* begin Items *
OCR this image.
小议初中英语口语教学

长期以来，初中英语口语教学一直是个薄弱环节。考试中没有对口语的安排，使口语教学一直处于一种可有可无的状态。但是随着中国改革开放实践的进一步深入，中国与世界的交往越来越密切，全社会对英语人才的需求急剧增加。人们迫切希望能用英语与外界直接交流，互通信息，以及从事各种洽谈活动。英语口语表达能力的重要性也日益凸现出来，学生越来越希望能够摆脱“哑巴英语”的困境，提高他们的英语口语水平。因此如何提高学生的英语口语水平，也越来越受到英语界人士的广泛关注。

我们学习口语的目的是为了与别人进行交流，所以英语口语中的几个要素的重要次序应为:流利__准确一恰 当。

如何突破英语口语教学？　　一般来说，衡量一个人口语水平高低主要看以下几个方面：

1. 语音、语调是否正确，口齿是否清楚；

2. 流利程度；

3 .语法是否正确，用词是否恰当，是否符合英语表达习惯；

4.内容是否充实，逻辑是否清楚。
* end Items *
* begin Items *
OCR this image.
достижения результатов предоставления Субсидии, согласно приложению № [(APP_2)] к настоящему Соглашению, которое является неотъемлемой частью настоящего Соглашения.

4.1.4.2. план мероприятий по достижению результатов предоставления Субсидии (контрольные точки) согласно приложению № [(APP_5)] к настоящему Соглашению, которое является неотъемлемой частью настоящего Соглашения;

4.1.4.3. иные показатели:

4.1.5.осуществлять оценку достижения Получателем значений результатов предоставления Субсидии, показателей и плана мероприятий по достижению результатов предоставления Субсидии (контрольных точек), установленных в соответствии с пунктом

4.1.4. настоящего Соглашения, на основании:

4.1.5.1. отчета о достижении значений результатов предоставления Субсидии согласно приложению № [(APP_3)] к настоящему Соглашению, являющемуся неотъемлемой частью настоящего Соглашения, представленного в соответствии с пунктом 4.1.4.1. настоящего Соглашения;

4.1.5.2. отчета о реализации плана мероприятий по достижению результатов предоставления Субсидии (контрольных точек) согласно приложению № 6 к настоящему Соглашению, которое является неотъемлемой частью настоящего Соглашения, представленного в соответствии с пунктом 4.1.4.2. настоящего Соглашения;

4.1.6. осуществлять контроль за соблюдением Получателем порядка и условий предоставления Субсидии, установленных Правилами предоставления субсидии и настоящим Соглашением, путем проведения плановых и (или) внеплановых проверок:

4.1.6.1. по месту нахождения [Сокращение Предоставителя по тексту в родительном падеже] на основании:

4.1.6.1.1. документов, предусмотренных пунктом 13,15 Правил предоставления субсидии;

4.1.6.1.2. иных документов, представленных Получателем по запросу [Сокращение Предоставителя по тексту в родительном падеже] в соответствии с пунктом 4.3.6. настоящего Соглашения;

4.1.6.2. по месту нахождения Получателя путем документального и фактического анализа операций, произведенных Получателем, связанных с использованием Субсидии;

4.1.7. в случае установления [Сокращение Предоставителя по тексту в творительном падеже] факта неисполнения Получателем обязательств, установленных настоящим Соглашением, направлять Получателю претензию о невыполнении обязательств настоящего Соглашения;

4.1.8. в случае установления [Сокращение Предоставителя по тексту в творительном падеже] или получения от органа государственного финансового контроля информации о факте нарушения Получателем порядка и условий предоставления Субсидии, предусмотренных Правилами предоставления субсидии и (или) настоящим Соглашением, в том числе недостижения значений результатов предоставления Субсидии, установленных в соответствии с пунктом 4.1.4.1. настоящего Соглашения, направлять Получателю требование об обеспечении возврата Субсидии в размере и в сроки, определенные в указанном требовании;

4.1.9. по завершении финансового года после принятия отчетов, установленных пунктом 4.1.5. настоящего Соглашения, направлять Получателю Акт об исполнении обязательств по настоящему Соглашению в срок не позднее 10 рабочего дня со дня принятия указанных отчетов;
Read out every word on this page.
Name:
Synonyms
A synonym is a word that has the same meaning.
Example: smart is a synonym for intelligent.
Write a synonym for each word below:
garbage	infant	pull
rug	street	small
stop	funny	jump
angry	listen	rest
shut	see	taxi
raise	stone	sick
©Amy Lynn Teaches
* end Items *
* begin Items *
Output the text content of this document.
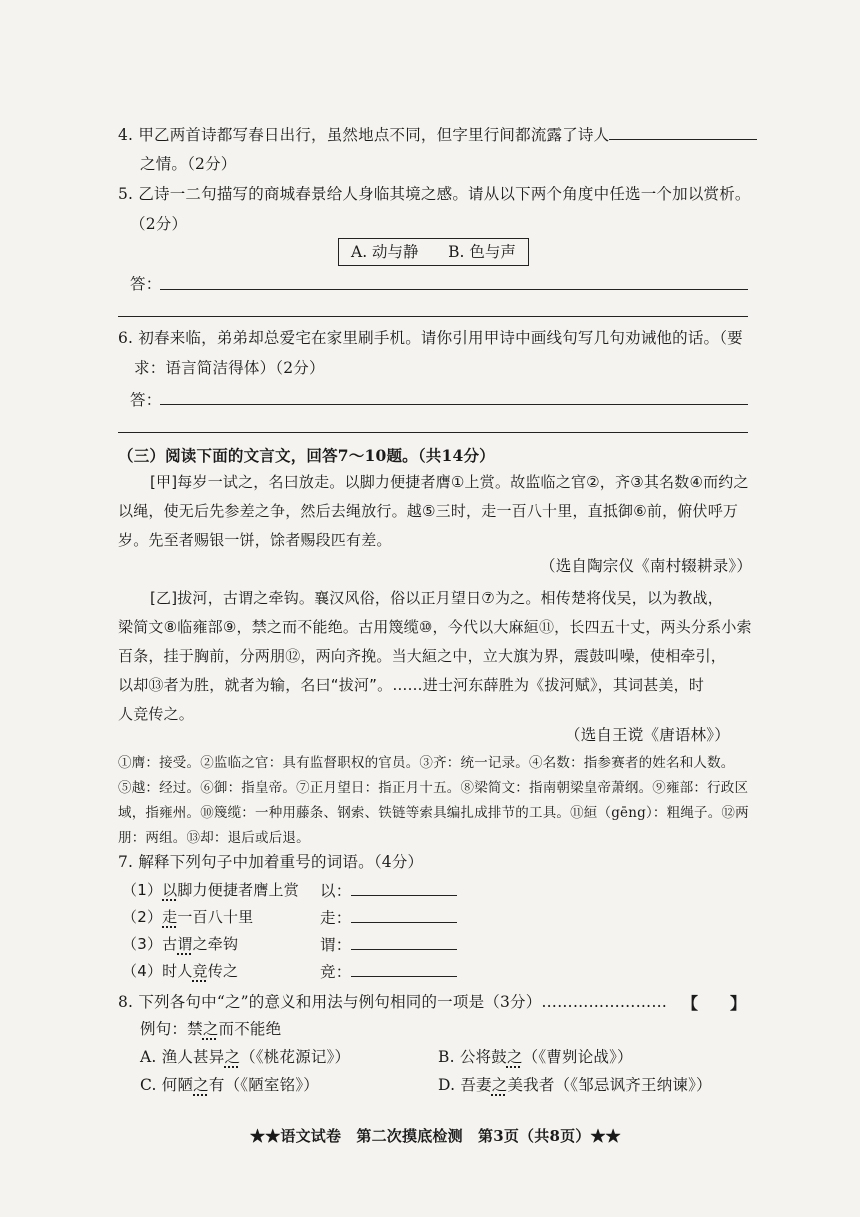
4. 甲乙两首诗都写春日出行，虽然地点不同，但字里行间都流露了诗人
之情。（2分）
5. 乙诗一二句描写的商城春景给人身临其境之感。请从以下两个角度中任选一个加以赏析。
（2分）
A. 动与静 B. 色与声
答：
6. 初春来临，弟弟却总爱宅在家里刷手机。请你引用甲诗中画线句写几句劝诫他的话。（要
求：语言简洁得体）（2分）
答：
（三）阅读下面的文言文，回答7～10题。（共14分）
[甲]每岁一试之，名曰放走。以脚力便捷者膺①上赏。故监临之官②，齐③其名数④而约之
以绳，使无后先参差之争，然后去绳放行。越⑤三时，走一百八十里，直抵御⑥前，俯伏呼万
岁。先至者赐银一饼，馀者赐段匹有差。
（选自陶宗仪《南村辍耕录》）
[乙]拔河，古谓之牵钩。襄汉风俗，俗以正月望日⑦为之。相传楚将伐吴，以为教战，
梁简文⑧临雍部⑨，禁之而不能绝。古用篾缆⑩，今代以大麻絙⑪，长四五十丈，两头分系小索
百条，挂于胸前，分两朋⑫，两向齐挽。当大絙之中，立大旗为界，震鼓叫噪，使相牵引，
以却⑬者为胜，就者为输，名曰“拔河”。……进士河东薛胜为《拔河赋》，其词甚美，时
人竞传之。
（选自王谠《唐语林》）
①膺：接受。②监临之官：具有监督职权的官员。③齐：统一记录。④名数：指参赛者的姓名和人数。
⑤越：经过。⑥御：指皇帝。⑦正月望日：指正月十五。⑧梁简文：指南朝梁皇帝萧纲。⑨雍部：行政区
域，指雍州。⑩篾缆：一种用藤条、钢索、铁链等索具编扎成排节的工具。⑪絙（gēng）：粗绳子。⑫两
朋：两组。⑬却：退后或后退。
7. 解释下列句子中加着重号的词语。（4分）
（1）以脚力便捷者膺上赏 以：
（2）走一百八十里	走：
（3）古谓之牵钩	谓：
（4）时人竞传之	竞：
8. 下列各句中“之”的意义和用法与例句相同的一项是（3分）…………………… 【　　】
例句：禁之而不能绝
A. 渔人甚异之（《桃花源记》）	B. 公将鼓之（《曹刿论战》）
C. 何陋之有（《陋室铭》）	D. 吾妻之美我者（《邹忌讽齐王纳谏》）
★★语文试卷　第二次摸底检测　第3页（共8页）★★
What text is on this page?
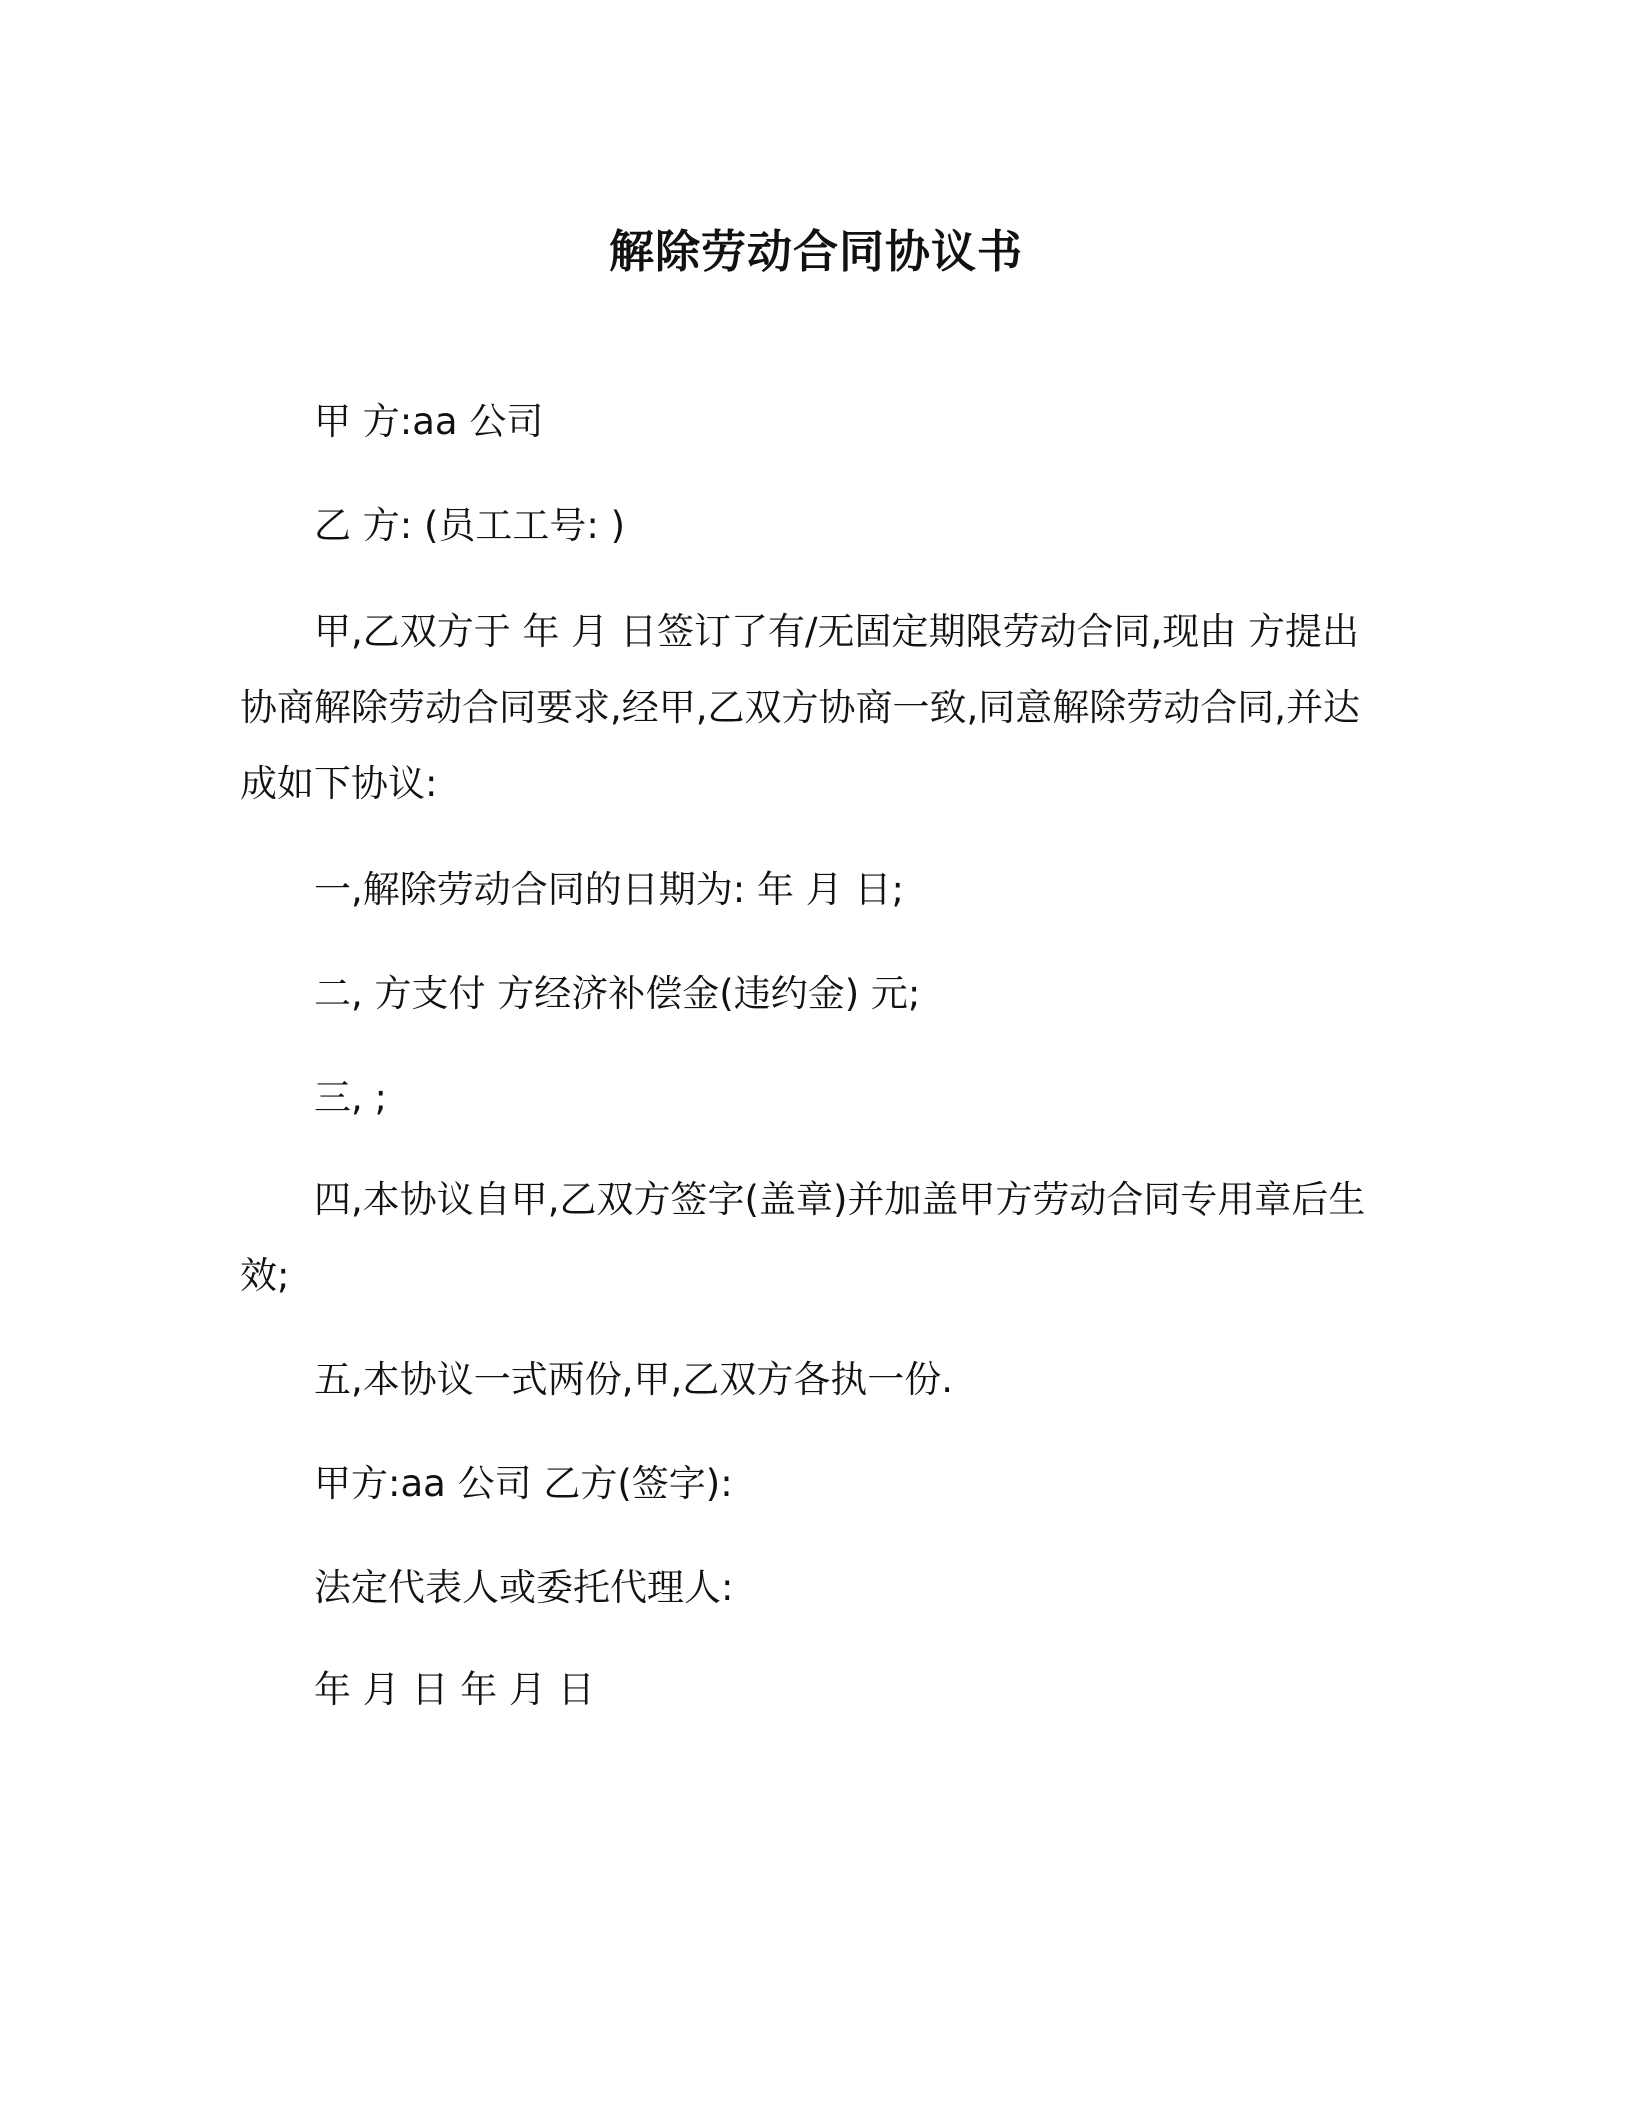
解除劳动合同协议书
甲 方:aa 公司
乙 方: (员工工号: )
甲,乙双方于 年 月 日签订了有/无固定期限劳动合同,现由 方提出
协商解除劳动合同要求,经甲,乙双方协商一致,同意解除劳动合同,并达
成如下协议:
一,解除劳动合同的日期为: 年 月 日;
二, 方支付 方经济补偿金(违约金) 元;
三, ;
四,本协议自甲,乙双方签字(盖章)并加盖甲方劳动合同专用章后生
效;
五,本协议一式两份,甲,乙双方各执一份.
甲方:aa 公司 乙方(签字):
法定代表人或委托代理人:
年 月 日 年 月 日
* end Items *
● Task directions: Report only how many lines in the records contain the word "Сокращение".

● The answer: 4